_Data shown_

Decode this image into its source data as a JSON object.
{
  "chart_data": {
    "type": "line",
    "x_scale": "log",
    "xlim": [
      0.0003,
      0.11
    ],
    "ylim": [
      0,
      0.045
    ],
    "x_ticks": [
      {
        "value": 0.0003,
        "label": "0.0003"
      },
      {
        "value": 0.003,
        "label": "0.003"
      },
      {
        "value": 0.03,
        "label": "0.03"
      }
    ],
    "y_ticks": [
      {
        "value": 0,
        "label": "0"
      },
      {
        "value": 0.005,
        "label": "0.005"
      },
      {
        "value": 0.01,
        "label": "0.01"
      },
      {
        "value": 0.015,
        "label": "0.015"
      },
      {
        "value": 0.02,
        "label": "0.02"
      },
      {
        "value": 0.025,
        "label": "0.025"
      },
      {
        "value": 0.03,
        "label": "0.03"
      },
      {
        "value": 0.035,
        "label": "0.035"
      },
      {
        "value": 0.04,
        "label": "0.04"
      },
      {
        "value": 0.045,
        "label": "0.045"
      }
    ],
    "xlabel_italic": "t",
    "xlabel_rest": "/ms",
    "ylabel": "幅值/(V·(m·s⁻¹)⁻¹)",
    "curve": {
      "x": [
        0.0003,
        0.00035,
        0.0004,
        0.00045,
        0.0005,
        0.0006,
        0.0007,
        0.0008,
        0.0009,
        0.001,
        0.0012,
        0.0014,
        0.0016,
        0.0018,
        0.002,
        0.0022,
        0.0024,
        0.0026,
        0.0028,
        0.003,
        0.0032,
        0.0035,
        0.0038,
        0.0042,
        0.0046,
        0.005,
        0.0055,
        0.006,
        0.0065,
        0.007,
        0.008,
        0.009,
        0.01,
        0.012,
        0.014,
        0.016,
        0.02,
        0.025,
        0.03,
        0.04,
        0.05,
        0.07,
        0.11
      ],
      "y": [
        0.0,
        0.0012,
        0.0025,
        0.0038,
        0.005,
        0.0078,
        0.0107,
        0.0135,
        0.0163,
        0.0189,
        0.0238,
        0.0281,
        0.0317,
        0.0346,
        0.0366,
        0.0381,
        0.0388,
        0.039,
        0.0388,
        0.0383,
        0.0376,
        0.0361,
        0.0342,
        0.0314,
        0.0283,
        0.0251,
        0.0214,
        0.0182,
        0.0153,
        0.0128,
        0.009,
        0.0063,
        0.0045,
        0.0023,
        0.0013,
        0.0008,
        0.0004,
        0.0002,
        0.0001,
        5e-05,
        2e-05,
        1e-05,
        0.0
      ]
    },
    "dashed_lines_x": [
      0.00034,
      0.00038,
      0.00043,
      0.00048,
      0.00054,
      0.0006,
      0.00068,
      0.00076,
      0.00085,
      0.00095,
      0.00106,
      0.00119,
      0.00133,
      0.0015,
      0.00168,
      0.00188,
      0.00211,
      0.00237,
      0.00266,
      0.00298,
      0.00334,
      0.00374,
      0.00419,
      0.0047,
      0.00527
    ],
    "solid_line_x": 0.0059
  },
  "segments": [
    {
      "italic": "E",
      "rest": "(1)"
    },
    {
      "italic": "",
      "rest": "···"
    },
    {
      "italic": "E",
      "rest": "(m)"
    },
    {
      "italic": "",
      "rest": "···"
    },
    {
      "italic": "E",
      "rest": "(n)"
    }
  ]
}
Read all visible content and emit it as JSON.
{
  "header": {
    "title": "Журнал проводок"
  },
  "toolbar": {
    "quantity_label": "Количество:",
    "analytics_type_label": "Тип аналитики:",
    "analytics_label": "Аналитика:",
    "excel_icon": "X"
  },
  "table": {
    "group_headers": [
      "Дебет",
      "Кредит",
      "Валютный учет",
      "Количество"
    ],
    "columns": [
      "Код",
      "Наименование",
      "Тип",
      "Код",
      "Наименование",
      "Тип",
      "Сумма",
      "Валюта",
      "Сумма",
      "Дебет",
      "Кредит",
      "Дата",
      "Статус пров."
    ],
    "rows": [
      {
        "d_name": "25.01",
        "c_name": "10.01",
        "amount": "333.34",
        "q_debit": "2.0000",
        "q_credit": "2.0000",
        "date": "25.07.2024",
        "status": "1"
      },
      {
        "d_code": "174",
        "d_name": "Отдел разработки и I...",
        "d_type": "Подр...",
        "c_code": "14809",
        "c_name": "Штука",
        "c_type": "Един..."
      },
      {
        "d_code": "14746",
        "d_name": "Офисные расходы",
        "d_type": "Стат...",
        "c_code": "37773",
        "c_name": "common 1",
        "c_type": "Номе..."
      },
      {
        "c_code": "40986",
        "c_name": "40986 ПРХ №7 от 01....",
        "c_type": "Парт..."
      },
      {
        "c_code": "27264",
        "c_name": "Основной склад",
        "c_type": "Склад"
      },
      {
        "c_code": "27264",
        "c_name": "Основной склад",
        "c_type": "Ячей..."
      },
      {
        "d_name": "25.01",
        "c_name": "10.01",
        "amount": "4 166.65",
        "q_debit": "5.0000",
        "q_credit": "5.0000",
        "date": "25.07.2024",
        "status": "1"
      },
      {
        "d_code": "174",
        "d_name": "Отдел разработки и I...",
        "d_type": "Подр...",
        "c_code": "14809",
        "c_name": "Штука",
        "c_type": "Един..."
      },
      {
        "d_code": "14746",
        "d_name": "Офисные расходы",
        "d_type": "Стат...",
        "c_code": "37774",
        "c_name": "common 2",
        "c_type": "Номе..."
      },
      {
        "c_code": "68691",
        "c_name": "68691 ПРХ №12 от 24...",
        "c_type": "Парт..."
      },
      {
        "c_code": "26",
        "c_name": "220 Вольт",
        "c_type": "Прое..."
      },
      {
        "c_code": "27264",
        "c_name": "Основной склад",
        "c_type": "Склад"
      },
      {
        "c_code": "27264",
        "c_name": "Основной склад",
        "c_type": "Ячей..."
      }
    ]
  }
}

_What this task involves_
Repeat each record exactly. Omit nothing.

_Finished exercise_
Decode this image into its source data as a JSON object.
{
  "chart_data": {
    "type": "line",
    "x_scale": "log",
    "xlim": [
      0.0003,
      0.11
    ],
    "ylim": [
      0,
      0.045
    ],
    "x_ticks": [
      {
        "value": 0.0003,
        "label": "0.0003"
      },
      {
        "value": 0.003,
        "label": "0.003"
      },
      {
        "value": 0.03,
        "label": "0.03"
      }
    ],
    "y_ticks": [
      {
        "value": 0,
        "label": "0"
      },
      {
        "value": 0.005,
        "label": "0.005"
      },
      {
        "value": 0.01,
        "label": "0.01"
      },
      {
        "value": 0.015,
        "label": "0.015"
      },
      {
        "value": 0.02,
        "label": "0.02"
      },
      {
        "value": 0.025,
        "label": "0.025"
      },
      {
        "value": 0.03,
        "label": "0.03"
      },
      {
        "value": 0.035,
        "label": "0.035"
      },
      {
        "value": 0.04,
        "label": "0.04"
      },
      {
        "value": 0.045,
        "label": "0.045"
      }
    ],
    "xlabel_italic": "t",
    "xlabel_rest": "/ms",
    "ylabel": "幅值/(V·(m·s⁻¹)⁻¹)",
    "curve": {
      "x": [
        0.0003,
        0.00035,
        0.0004,
        0.00045,
        0.0005,
        0.0006,
        0.0007,
        0.0008,
        0.0009,
        0.001,
        0.0012,
        0.0014,
        0.0016,
        0.0018,
        0.002,
        0.0022,
        0.0024,
        0.0026,
        0.0028,
        0.003,
        0.0032,
        0.0035,
        0.0038,
        0.0042,
        0.0046,
        0.005,
        0.0055,
        0.006,
        0.0065,
        0.007,
        0.008,
        0.009,
        0.01,
        0.012,
        0.014,
        0.016,
        0.02,
        0.025,
        0.03,
        0.04,
        0.05,
        0.07,
        0.11
      ],
      "y": [
        0.0,
        0.0012,
        0.0025,
        0.0038,
        0.005,
        0.0078,
        0.0107,
        0.0135,
        0.0163,
        0.0189,
        0.0238,
        0.0281,
        0.0317,
        0.0346,
        0.0366,
        0.0381,
        0.0388,
        0.039,
        0.0388,
        0.0383,
        0.0376,
        0.0361,
        0.0342,
        0.0314,
        0.0283,
        0.0251,
        0.0214,
        0.0182,
        0.0153,
        0.0128,
        0.009,
        0.0063,
        0.0045,
        0.0023,
        0.0013,
        0.0008,
        0.0004,
        0.0002,
        0.0001,
        5e-05,
        2e-05,
        1e-05,
        0.0
      ]
    },
    "dashed_lines_x": [
      0.00034,
      0.00038,
      0.00043,
      0.00048,
      0.00054,
      0.0006,
      0.00068,
      0.00076,
      0.00085,
      0.00095,
      0.00106,
      0.00119,
      0.00133,
      0.0015,
      0.00168,
      0.00188,
      0.00211,
      0.00237,
      0.00266,
      0.00298,
      0.00334,
      0.00374,
      0.00419,
      0.0047,
      0.00527
    ],
    "solid_line_x": 0.0059
  },
  "segments": [
    {
      "italic": "E",
      "rest": "(1)"
    },
    {
      "italic": "",
      "rest": "···"
    },
    {
      "italic": "E",
      "rest": "(m)"
    },
    {
      "italic": "",
      "rest": "···"
    },
    {
      "italic": "E",
      "rest": "(n)"
    }
  ]
}
Read all visible content and emit it as JSON.
{
  "header": {
    "title": "Журнал проводок"
  },
  "toolbar": {
    "quantity_label": "Количество:",
    "analytics_type_label": "Тип аналитики:",
    "analytics_label": "Аналитика:",
    "excel_icon": "X"
  },
  "table": {
    "group_headers": [
      "Дебет",
      "Кредит",
      "Валютный учет",
      "Количество"
    ],
    "columns": [
      "Код",
      "Наименование",
      "Тип",
      "Код",
      "Наименование",
      "Тип",
      "Сумма",
      "Валюта",
      "Сумма",
      "Дебет",
      "Кредит",
      "Дата",
      "Статус пров."
    ],
    "rows": [
      {
        "d_name": "25.01",
        "c_name": "10.01",
        "amount": "333.34",
        "q_debit": "2.0000",
        "q_credit": "2.0000",
        "date": "25.07.2024",
        "status": "1"
      },
      {
        "d_code": "174",
        "d_name": "Отдел разработки и I...",
        "d_type": "Подр...",
        "c_code": "14809",
        "c_name": "Штука",
        "c_type": "Един..."
      },
      {
        "d_code": "14746",
        "d_name": "Офисные расходы",
        "d_type": "Стат...",
        "c_code": "37773",
        "c_name": "common 1",
        "c_type": "Номе..."
      },
      {
        "c_code": "40986",
        "c_name": "40986 ПРХ №7 от 01....",
        "c_type": "Парт..."
      },
      {
        "c_code": "27264",
        "c_name": "Основной склад",
        "c_type": "Склад"
      },
      {
        "c_code": "27264",
        "c_name": "Основной склад",
        "c_type": "Ячей..."
      },
      {
        "d_name": "25.01",
        "c_name": "10.01",
        "amount": "4 166.65",
        "q_debit": "5.0000",
        "q_credit": "5.0000",
        "date": "25.07.2024",
        "status": "1"
      },
      {
        "d_code": "174",
        "d_name": "Отдел разработки и I...",
        "d_type": "Подр...",
        "c_code": "14809",
        "c_name": "Штука",
        "c_type": "Един..."
      },
      {
        "d_code": "14746",
        "d_name": "Офисные расходы",
        "d_type": "Стат...",
        "c_code": "37774",
        "c_name": "common 2",
        "c_type": "Номе..."
      },
      {
        "c_code": "68691",
        "c_name": "68691 ПРХ №12 от 24...",
        "c_type": "Парт..."
      },
      {
        "c_code": "26",
        "c_name": "220 Вольт",
        "c_type": "Прое..."
      },
      {
        "c_code": "27264",
        "c_name": "Основной склад",
        "c_type": "Склад"
      },
      {
        "c_code": "27264",
        "c_name": "Основной склад",
        "c_type": "Ячей..."
      }
    ]
  }
}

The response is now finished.